EXERCISE OBJECTIVE
Reproduce the records that follow in full, excluding any picture they contain.

EXCERPTED DATA
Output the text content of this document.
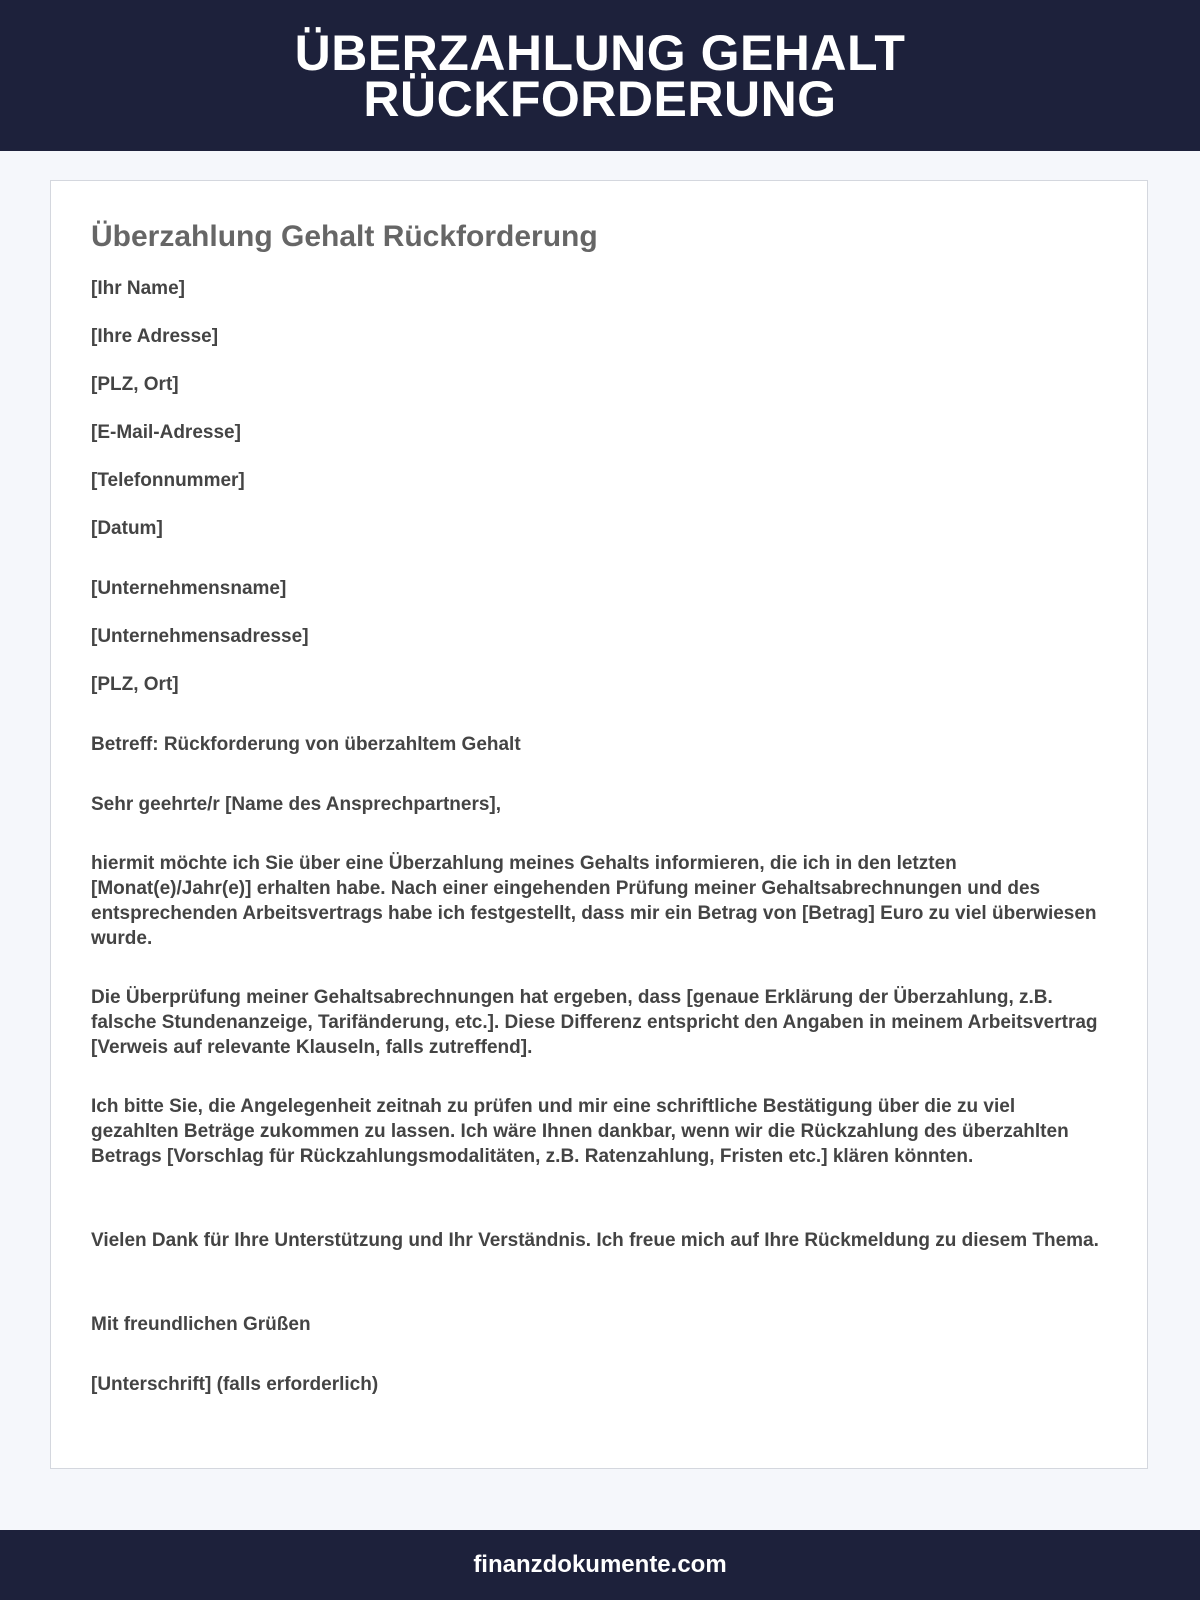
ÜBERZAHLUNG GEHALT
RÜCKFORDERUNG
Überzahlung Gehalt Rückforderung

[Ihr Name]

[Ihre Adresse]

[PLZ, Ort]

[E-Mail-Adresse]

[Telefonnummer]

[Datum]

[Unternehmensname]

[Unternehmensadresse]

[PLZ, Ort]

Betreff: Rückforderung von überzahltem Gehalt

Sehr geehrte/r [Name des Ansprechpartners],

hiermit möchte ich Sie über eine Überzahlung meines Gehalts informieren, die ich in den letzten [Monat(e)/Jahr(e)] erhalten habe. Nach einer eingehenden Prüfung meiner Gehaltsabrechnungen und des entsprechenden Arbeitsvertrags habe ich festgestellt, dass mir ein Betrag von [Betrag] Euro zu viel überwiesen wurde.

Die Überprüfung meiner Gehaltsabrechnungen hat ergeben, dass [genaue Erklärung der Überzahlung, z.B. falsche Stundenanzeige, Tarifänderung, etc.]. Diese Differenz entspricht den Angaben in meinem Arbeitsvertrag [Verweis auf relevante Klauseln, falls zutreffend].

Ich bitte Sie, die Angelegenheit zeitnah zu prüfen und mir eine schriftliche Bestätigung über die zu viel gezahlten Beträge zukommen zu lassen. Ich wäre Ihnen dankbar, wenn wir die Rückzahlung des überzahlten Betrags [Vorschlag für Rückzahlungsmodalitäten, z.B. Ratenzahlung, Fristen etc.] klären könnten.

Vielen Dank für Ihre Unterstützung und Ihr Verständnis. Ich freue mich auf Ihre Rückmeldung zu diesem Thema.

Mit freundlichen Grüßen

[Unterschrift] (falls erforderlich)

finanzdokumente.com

OUTPUT OF THE TASK
Output the text content of this document.
ÜBERZAHLUNG GEHALT
RÜCKFORDERUNG
Überzahlung Gehalt Rückforderung

[Ihr Name]

[Ihre Adresse]

[PLZ, Ort]

[E-Mail-Adresse]

[Telefonnummer]

[Datum]

[Unternehmensname]

[Unternehmensadresse]

[PLZ, Ort]

Betreff: Rückforderung von überzahltem Gehalt

Sehr geehrte/r [Name des Ansprechpartners],

hiermit möchte ich Sie über eine Überzahlung meines Gehalts informieren, die ich in den letzten [Monat(e)/Jahr(e)] erhalten habe. Nach einer eingehenden Prüfung meiner Gehaltsabrechnungen und des entsprechenden Arbeitsvertrags habe ich festgestellt, dass mir ein Betrag von [Betrag] Euro zu viel überwiesen wurde.

Die Überprüfung meiner Gehaltsabrechnungen hat ergeben, dass [genaue Erklärung der Überzahlung, z.B. falsche Stundenanzeige, Tarifänderung, etc.]. Diese Differenz entspricht den Angaben in meinem Arbeitsvertrag [Verweis auf relevante Klauseln, falls zutreffend].

Ich bitte Sie, die Angelegenheit zeitnah zu prüfen und mir eine schriftliche Bestätigung über die zu viel gezahlten Beträge zukommen zu lassen. Ich wäre Ihnen dankbar, wenn wir die Rückzahlung des überzahlten Betrags [Vorschlag für Rückzahlungsmodalitäten, z.B. Ratenzahlung, Fristen etc.] klären könnten.

Vielen Dank für Ihre Unterstützung und Ihr Verständnis. Ich freue mich auf Ihre Rückmeldung zu diesem Thema.

Mit freundlichen Grüßen

[Unterschrift] (falls erforderlich)

finanzdokumente.com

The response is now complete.